WRITTEN TASK:
Look for the string "name" in the lines and copy each line that has it.

[Entries with figure data]
================================
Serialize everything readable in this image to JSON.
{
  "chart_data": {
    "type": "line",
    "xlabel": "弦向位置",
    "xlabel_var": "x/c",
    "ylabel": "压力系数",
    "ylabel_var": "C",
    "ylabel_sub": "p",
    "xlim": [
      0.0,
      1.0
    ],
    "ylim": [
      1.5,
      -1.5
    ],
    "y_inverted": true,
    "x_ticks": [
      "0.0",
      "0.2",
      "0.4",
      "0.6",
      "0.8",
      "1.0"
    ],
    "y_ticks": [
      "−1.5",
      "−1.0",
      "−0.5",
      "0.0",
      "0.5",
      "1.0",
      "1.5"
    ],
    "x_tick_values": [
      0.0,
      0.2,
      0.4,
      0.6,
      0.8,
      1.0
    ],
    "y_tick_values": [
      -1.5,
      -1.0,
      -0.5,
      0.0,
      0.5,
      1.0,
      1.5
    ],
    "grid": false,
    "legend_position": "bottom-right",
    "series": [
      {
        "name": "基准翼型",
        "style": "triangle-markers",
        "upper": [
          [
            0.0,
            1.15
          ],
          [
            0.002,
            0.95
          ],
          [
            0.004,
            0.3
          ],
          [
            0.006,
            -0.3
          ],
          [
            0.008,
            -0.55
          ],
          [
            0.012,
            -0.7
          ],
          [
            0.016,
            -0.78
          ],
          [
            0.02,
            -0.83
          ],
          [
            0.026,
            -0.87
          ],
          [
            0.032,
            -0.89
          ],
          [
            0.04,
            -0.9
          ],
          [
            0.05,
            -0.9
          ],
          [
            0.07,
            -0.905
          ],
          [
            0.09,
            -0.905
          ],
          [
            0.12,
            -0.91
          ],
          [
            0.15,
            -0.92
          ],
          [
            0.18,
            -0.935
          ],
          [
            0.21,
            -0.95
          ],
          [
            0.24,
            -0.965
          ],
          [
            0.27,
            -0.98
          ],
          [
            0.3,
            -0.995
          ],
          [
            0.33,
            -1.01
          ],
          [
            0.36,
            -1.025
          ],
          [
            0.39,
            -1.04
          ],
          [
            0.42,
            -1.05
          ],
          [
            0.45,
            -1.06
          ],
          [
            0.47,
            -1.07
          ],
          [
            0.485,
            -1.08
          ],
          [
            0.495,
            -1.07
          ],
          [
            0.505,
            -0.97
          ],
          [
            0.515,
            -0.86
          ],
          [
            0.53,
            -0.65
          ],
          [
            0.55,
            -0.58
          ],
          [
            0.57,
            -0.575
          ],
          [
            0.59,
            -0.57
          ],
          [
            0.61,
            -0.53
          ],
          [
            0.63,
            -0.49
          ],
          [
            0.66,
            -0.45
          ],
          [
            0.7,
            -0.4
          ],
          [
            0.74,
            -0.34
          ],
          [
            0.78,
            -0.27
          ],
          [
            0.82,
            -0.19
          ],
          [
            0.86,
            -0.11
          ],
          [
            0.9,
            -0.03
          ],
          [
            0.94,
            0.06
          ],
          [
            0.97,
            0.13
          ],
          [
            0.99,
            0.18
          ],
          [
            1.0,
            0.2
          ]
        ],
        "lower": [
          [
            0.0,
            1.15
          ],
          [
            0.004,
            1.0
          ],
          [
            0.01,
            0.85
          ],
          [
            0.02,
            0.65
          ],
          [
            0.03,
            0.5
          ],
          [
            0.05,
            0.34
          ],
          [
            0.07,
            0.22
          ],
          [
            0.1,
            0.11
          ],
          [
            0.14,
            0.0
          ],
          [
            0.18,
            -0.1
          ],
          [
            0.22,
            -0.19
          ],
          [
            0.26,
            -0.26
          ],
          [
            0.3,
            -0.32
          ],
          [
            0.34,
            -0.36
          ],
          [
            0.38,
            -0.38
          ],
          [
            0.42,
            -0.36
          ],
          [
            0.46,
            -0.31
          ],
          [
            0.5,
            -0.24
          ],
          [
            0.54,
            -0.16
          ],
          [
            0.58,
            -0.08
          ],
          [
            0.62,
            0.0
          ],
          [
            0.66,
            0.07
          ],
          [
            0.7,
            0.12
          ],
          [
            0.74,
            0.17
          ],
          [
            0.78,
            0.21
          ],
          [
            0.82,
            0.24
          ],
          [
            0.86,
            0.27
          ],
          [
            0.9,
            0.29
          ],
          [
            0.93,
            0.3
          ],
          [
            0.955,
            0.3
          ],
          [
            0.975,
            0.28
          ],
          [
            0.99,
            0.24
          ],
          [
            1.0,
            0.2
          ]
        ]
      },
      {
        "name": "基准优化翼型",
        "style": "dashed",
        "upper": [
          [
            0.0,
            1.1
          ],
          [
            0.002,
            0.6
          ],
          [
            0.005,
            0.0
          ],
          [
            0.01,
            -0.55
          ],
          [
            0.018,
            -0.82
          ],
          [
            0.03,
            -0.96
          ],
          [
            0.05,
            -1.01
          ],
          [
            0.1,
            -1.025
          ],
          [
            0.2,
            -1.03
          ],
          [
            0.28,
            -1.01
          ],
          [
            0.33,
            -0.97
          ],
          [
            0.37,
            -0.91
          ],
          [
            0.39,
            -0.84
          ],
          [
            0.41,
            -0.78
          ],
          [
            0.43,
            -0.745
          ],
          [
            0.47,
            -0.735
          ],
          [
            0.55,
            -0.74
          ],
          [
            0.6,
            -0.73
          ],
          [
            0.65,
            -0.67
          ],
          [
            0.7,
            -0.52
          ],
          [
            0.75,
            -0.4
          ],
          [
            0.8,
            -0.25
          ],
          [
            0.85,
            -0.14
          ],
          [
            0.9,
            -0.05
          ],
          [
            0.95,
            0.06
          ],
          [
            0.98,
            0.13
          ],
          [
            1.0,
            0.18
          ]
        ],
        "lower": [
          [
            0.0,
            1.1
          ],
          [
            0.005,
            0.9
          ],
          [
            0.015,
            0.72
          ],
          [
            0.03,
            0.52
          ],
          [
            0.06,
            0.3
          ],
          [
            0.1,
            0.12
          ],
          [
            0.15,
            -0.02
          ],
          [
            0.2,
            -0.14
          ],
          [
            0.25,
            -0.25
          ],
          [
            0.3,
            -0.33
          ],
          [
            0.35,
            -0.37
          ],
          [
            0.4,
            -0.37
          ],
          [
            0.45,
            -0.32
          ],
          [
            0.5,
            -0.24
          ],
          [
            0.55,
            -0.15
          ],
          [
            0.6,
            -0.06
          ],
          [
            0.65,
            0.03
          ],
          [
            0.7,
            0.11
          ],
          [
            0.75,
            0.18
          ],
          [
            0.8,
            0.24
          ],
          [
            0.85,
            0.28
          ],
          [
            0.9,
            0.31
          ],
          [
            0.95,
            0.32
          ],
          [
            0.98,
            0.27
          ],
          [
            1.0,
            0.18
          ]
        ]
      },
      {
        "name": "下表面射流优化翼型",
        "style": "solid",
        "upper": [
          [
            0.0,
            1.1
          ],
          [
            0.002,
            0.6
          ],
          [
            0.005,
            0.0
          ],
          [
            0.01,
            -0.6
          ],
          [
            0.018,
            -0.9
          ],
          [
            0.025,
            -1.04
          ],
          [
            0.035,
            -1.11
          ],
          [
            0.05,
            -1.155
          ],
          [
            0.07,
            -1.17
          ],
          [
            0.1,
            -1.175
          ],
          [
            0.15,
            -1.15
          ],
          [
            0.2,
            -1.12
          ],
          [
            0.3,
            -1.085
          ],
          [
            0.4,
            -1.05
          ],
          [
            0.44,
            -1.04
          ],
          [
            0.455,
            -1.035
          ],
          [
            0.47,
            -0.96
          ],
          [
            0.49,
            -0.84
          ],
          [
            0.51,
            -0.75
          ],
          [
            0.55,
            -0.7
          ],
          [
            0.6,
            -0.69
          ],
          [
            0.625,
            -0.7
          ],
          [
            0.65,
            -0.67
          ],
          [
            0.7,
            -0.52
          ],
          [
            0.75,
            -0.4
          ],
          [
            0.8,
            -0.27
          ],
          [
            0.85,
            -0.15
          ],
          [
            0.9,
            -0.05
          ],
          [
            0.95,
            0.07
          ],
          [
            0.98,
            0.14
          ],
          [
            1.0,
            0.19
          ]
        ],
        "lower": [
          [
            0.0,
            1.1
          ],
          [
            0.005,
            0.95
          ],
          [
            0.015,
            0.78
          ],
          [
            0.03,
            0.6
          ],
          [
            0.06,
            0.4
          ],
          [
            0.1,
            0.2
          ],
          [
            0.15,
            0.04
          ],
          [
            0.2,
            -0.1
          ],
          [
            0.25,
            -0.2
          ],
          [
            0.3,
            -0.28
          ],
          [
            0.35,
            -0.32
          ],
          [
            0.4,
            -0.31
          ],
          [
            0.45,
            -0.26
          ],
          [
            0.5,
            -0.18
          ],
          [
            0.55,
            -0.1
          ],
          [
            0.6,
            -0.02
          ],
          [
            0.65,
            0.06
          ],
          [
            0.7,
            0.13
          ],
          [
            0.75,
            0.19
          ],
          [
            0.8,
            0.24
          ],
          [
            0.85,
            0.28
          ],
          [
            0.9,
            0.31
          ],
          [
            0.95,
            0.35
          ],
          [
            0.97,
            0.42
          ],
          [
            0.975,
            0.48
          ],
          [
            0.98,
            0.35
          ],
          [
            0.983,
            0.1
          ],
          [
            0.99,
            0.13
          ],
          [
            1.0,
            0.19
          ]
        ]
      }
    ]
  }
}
================================
RESPONSE TO THIS TASK:
        "name": "基准翼型",
        "name": "基准优化翼型",
        "name": "下表面射流优化翼型",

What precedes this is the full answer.